::: Data to use :::
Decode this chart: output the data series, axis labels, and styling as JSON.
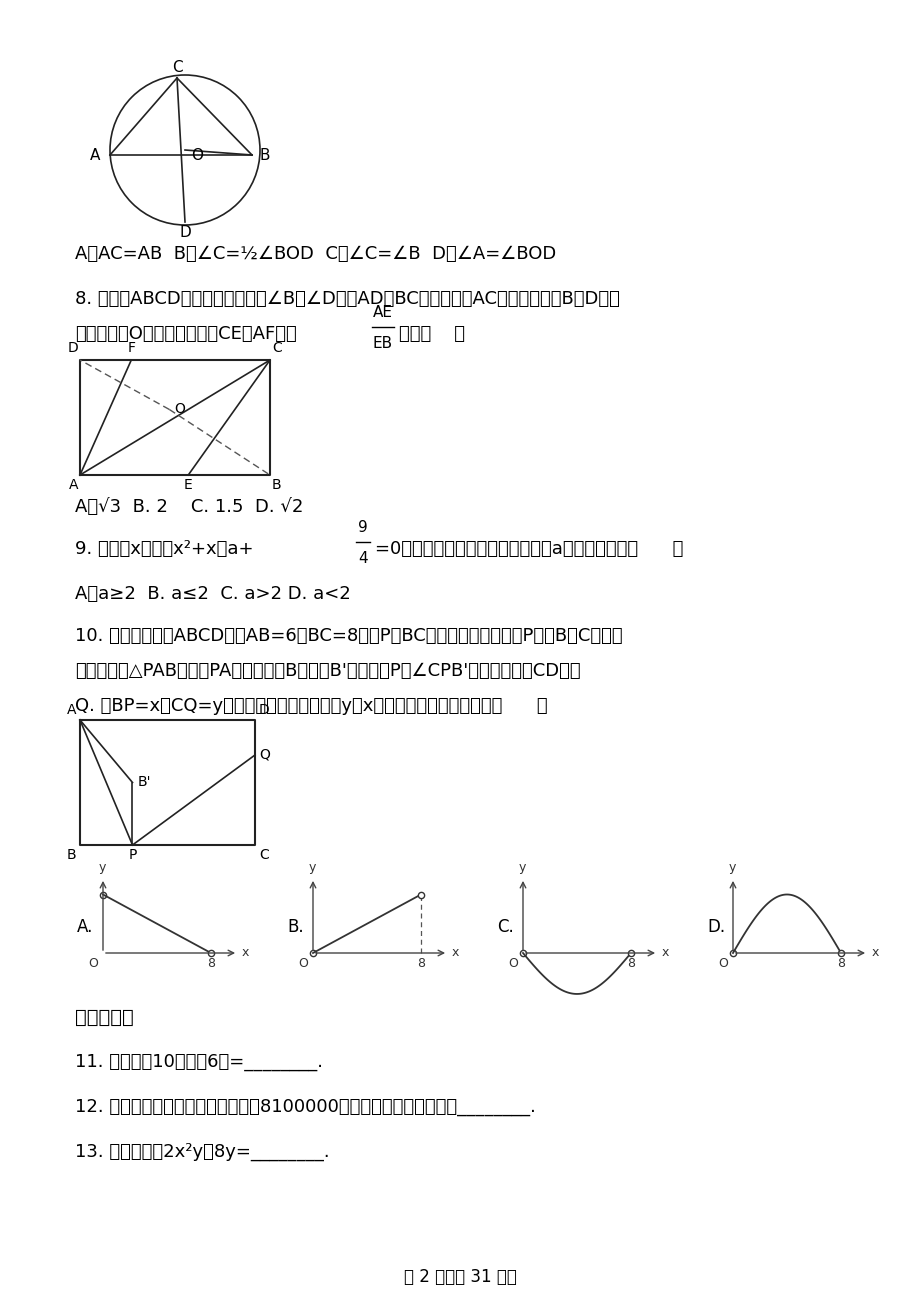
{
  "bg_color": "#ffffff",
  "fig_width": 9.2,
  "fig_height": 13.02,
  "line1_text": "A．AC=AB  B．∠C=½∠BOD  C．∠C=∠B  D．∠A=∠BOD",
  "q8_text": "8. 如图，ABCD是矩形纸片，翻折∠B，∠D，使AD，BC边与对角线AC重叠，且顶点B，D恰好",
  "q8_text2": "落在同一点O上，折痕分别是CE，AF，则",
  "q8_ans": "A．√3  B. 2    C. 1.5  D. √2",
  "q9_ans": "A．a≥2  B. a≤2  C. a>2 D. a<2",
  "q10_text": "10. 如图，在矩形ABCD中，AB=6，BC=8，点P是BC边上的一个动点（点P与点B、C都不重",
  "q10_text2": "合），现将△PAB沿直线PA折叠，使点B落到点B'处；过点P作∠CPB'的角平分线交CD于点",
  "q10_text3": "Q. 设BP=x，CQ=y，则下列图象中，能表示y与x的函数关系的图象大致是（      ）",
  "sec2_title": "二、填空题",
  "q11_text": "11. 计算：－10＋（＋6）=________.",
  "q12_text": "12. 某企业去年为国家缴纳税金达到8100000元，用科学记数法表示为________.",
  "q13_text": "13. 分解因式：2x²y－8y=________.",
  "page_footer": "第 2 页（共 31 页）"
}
:::
**Directions:**
Extract all the entries word for word; omit any pictures.

**Solved problem:**
Decode this chart: output the data series, axis labels, and styling as JSON.
{
  "bg_color": "#ffffff",
  "fig_width": 9.2,
  "fig_height": 13.02,
  "line1_text": "A．AC=AB  B．∠C=½∠BOD  C．∠C=∠B  D．∠A=∠BOD",
  "q8_text": "8. 如图，ABCD是矩形纸片，翻折∠B，∠D，使AD，BC边与对角线AC重叠，且顶点B，D恰好",
  "q8_text2": "落在同一点O上，折痕分别是CE，AF，则",
  "q8_ans": "A．√3  B. 2    C. 1.5  D. √2",
  "q9_ans": "A．a≥2  B. a≤2  C. a>2 D. a<2",
  "q10_text": "10. 如图，在矩形ABCD中，AB=6，BC=8，点P是BC边上的一个动点（点P与点B、C都不重",
  "q10_text2": "合），现将△PAB沿直线PA折叠，使点B落到点B'处；过点P作∠CPB'的角平分线交CD于点",
  "q10_text3": "Q. 设BP=x，CQ=y，则下列图象中，能表示y与x的函数关系的图象大致是（      ）",
  "sec2_title": "二、填空题",
  "q11_text": "11. 计算：－10＋（＋6）=________.",
  "q12_text": "12. 某企业去年为国家缴纳税金达到8100000元，用科学记数法表示为________.",
  "q13_text": "13. 分解因式：2x²y－8y=________.",
  "page_footer": "第 2 页（共 31 页）"
}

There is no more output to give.